- _Data items_
+-------+
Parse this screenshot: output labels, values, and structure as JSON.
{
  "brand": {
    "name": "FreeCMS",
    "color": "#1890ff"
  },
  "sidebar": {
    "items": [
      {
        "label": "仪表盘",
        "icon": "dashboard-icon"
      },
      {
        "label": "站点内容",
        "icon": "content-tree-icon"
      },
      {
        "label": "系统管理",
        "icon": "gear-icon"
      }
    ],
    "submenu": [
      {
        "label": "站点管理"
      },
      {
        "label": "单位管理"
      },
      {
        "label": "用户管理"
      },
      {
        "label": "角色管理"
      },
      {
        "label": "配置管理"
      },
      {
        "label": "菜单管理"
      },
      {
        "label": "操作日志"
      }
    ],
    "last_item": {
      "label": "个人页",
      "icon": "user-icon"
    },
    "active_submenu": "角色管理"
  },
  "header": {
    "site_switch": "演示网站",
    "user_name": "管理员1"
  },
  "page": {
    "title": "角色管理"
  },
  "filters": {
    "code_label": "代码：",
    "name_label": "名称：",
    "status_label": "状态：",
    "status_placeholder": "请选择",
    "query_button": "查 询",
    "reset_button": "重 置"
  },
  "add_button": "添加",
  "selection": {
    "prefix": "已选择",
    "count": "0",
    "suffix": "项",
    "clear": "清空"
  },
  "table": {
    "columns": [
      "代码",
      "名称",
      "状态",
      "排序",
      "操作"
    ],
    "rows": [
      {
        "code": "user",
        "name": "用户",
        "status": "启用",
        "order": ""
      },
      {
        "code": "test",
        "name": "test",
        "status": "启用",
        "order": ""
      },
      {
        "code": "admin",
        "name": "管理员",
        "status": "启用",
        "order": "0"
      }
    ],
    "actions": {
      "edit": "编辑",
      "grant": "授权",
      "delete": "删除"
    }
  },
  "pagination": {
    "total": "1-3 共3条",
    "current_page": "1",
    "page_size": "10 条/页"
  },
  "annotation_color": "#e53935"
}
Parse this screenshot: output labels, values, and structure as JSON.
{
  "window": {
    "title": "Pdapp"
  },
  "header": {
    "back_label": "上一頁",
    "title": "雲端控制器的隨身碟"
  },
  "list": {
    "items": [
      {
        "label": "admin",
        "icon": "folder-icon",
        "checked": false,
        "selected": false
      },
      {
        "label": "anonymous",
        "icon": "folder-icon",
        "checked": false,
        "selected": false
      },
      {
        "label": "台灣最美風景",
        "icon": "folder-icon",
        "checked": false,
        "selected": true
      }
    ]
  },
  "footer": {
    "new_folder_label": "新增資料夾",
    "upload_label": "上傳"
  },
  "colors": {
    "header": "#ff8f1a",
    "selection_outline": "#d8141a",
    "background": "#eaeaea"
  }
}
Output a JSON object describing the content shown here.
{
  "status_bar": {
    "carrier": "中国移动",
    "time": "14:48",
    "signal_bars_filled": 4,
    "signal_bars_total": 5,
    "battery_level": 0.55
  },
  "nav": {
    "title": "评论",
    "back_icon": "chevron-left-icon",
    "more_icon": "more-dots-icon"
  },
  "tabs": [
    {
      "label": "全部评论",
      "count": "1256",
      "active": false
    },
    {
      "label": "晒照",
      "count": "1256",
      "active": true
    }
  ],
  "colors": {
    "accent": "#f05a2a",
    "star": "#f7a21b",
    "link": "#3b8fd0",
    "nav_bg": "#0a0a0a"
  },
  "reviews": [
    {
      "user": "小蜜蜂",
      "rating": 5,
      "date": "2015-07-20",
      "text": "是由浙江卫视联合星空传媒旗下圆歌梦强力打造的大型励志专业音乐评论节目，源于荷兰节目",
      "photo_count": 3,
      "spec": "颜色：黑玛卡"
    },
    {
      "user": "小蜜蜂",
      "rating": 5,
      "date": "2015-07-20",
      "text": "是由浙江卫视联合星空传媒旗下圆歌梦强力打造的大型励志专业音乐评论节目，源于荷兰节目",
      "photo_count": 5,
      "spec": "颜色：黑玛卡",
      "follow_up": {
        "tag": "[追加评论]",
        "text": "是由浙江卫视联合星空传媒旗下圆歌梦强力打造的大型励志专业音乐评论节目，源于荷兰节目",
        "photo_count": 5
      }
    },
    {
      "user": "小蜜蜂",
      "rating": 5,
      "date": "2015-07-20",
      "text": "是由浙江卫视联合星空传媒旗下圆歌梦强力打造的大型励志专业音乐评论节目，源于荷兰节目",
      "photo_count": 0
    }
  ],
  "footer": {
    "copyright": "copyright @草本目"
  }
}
+-------+
- _Exercise directions_
Produce an exact copy of every entry above.

- _Reply to the task_
Parse this screenshot: output labels, values, and structure as JSON.
{
  "brand": {
    "name": "FreeCMS",
    "color": "#1890ff"
  },
  "sidebar": {
    "items": [
      {
        "label": "仪表盘",
        "icon": "dashboard-icon"
      },
      {
        "label": "站点内容",
        "icon": "content-tree-icon"
      },
      {
        "label": "系统管理",
        "icon": "gear-icon"
      }
    ],
    "submenu": [
      {
        "label": "站点管理"
      },
      {
        "label": "单位管理"
      },
      {
        "label": "用户管理"
      },
      {
        "label": "角色管理"
      },
      {
        "label": "配置管理"
      },
      {
        "label": "菜单管理"
      },
      {
        "label": "操作日志"
      }
    ],
    "last_item": {
      "label": "个人页",
      "icon": "user-icon"
    },
    "active_submenu": "角色管理"
  },
  "header": {
    "site_switch": "演示网站",
    "user_name": "管理员1"
  },
  "page": {
    "title": "角色管理"
  },
  "filters": {
    "code_label": "代码：",
    "name_label": "名称：",
    "status_label": "状态：",
    "status_placeholder": "请选择",
    "query_button": "查 询",
    "reset_button": "重 置"
  },
  "add_button": "添加",
  "selection": {
    "prefix": "已选择",
    "count": "0",
    "suffix": "项",
    "clear": "清空"
  },
  "table": {
    "columns": [
      "代码",
      "名称",
      "状态",
      "排序",
      "操作"
    ],
    "rows": [
      {
        "code": "user",
        "name": "用户",
        "status": "启用",
        "order": ""
      },
      {
        "code": "test",
        "name": "test",
        "status": "启用",
        "order": ""
      },
      {
        "code": "admin",
        "name": "管理员",
        "status": "启用",
        "order": "0"
      }
    ],
    "actions": {
      "edit": "编辑",
      "grant": "授权",
      "delete": "删除"
    }
  },
  "pagination": {
    "total": "1-3 共3条",
    "current_page": "1",
    "page_size": "10 条/页"
  },
  "annotation_color": "#e53935"
}
Parse this screenshot: output labels, values, and structure as JSON.
{
  "window": {
    "title": "Pdapp"
  },
  "header": {
    "back_label": "上一頁",
    "title": "雲端控制器的隨身碟"
  },
  "list": {
    "items": [
      {
        "label": "admin",
        "icon": "folder-icon",
        "checked": false,
        "selected": false
      },
      {
        "label": "anonymous",
        "icon": "folder-icon",
        "checked": false,
        "selected": false
      },
      {
        "label": "台灣最美風景",
        "icon": "folder-icon",
        "checked": false,
        "selected": true
      }
    ]
  },
  "footer": {
    "new_folder_label": "新增資料夾",
    "upload_label": "上傳"
  },
  "colors": {
    "header": "#ff8f1a",
    "selection_outline": "#d8141a",
    "background": "#eaeaea"
  }
}
Output a JSON object describing the content shown here.
{
  "status_bar": {
    "carrier": "中国移动",
    "time": "14:48",
    "signal_bars_filled": 4,
    "signal_bars_total": 5,
    "battery_level": 0.55
  },
  "nav": {
    "title": "评论",
    "back_icon": "chevron-left-icon",
    "more_icon": "more-dots-icon"
  },
  "tabs": [
    {
      "label": "全部评论",
      "count": "1256",
      "active": false
    },
    {
      "label": "晒照",
      "count": "1256",
      "active": true
    }
  ],
  "colors": {
    "accent": "#f05a2a",
    "star": "#f7a21b",
    "link": "#3b8fd0",
    "nav_bg": "#0a0a0a"
  },
  "reviews": [
    {
      "user": "小蜜蜂",
      "rating": 5,
      "date": "2015-07-20",
      "text": "是由浙江卫视联合星空传媒旗下圆歌梦强力打造的大型励志专业音乐评论节目，源于荷兰节目",
      "photo_count": 3,
      "spec": "颜色：黑玛卡"
    },
    {
      "user": "小蜜蜂",
      "rating": 5,
      "date": "2015-07-20",
      "text": "是由浙江卫视联合星空传媒旗下圆歌梦强力打造的大型励志专业音乐评论节目，源于荷兰节目",
      "photo_count": 5,
      "spec": "颜色：黑玛卡",
      "follow_up": {
        "tag": "[追加评论]",
        "text": "是由浙江卫视联合星空传媒旗下圆歌梦强力打造的大型励志专业音乐评论节目，源于荷兰节目",
        "photo_count": 5
      }
    },
    {
      "user": "小蜜蜂",
      "rating": 5,
      "date": "2015-07-20",
      "text": "是由浙江卫视联合星空传媒旗下圆歌梦强力打造的大型励志专业音乐评论节目，源于荷兰节目",
      "photo_count": 0
    }
  ],
  "footer": {
    "copyright": "copyright @草本目"
  }
}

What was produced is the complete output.